#### [Record set]
--- begin ---
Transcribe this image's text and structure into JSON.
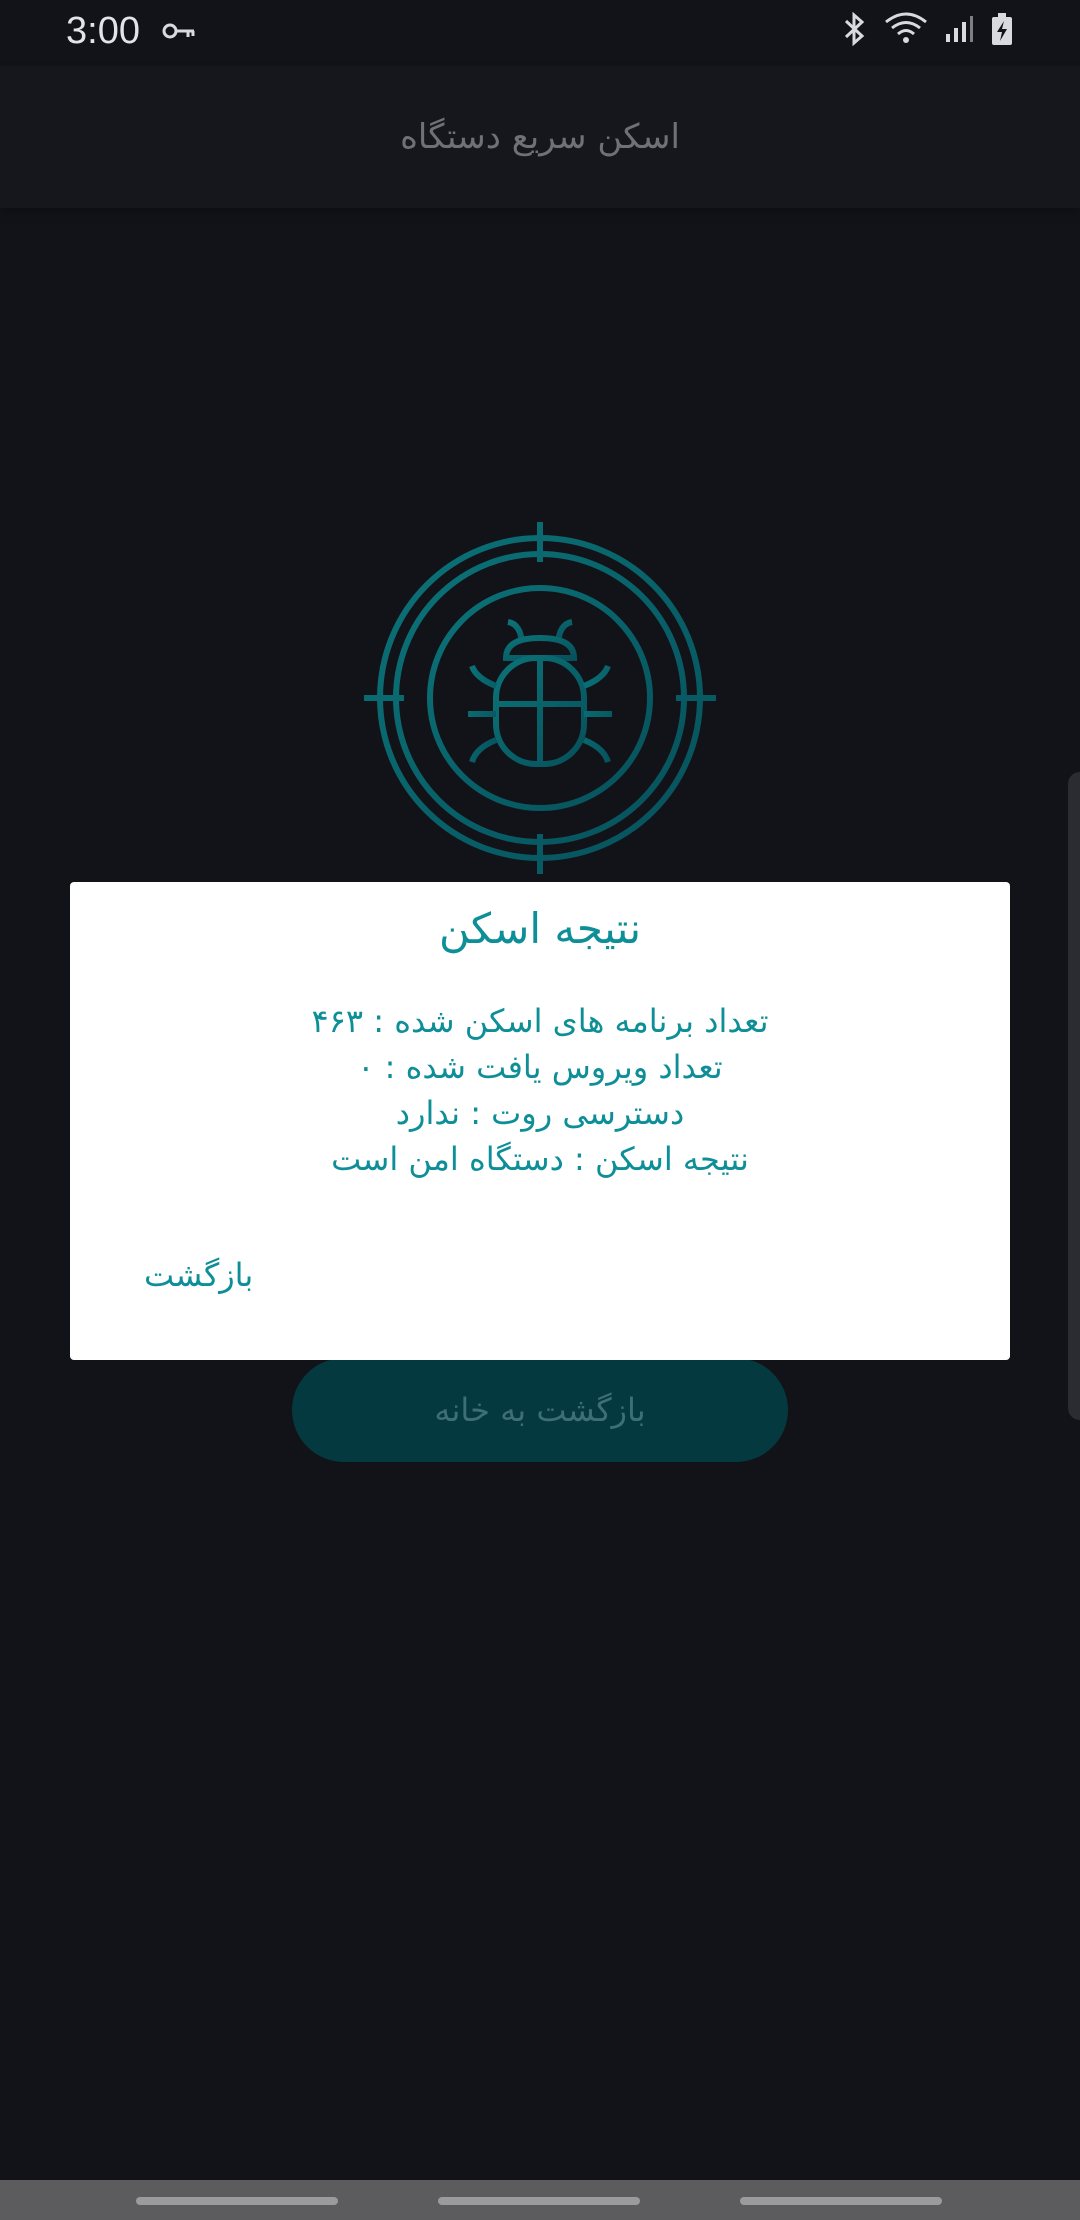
{
  "status_bar": {
    "time": "3:00",
    "icons": [
      "vpn-key-icon",
      "bluetooth-icon",
      "wifi-icon",
      "signal-icon",
      "battery-charging-icon"
    ]
  },
  "app_bar": {
    "title": "اسکن سریع دستگاه"
  },
  "emblem": {
    "icon": "bug-target-icon",
    "colors": [
      "#0b6f74",
      "#07525d"
    ]
  },
  "home_button": {
    "label": "بازگشت به خانه"
  },
  "dialog": {
    "title": "نتیجه اسکن",
    "lines": [
      "تعداد برنامه های اسکن شده : ۴۶۳",
      "تعداد ویروس یافت شده : ۰",
      "دسترسی روت : ندارد",
      "نتیجه اسکن : دستگاه امن است"
    ],
    "back_label": "بازگشت"
  },
  "colors": {
    "accent": "#0e8f98",
    "background": "#121318"
  }
}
--- end ---
#### [Exercise description]
Read through the data and copy every line where "بازگشت" shows up.

#### [Exercise output]
    "label": "بازگشت به خانه"
    "back_label": "بازگشت"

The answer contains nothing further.